(Collected data)
[Start]

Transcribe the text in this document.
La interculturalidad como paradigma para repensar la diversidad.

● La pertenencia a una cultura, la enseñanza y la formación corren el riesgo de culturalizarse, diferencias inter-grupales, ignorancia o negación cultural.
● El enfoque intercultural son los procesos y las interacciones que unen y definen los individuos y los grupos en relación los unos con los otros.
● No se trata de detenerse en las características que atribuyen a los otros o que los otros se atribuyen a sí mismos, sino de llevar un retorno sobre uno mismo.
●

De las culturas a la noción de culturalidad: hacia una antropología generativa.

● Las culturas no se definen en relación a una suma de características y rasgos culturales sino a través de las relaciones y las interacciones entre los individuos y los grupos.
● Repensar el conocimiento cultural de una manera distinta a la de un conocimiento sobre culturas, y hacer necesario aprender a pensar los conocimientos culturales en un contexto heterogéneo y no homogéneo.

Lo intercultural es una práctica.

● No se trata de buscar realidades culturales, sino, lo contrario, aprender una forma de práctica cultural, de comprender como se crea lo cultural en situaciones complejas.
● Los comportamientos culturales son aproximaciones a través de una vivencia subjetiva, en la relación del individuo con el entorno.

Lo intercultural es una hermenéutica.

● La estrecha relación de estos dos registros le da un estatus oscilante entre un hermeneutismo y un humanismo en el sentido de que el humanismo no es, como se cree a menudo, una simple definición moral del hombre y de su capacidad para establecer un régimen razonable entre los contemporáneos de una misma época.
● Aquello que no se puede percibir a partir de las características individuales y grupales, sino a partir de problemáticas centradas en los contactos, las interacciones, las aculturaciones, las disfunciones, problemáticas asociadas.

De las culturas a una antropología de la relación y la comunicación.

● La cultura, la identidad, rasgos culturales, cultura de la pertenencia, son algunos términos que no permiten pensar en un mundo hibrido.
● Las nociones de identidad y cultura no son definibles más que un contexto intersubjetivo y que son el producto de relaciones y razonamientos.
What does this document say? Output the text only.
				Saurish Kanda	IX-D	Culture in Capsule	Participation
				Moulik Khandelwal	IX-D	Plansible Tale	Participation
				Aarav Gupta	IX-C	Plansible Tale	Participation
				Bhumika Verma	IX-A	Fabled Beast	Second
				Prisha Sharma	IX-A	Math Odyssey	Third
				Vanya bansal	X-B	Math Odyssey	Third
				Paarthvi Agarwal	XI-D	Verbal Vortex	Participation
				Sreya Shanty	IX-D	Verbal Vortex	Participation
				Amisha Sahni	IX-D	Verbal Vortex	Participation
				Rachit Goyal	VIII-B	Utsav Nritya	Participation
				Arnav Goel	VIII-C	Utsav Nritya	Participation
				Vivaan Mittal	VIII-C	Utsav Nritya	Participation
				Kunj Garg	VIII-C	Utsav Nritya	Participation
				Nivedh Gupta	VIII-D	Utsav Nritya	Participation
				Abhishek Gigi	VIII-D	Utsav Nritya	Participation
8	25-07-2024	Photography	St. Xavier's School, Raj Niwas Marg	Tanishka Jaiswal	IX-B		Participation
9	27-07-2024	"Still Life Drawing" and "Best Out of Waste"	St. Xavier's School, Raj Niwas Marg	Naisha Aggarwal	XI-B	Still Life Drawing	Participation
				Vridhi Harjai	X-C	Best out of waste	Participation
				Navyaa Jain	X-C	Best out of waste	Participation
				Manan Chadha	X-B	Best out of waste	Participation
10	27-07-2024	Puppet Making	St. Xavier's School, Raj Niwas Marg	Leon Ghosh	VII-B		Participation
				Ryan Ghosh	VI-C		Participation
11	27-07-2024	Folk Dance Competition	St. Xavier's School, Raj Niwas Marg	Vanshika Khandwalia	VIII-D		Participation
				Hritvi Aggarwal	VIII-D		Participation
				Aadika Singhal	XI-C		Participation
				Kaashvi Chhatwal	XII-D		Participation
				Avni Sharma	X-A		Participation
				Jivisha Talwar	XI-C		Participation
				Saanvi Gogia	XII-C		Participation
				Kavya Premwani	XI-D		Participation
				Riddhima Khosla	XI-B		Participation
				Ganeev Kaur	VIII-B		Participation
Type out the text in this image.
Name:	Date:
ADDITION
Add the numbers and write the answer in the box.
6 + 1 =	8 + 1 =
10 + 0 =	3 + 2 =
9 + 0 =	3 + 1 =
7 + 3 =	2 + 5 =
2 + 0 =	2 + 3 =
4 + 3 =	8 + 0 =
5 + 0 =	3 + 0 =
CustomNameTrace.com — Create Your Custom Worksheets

[End]

WRITTEN PROBLEM: Pull out all lines from the entries above in which the word "aprender" appears.

ANSWER TO THE EXERCISE:
● Repensar el conocimiento cultural de una manera distinta a la de un conocimiento sobre culturas, y hacer necesario aprender a pensar los conocimientos culturales en un contexto heterogéneo y no homogéneo.
● No se trata de buscar realidades culturales, sino, lo contrario, aprender una forma de práctica cultural, de comprender como se crea lo cultural en situaciones complejas.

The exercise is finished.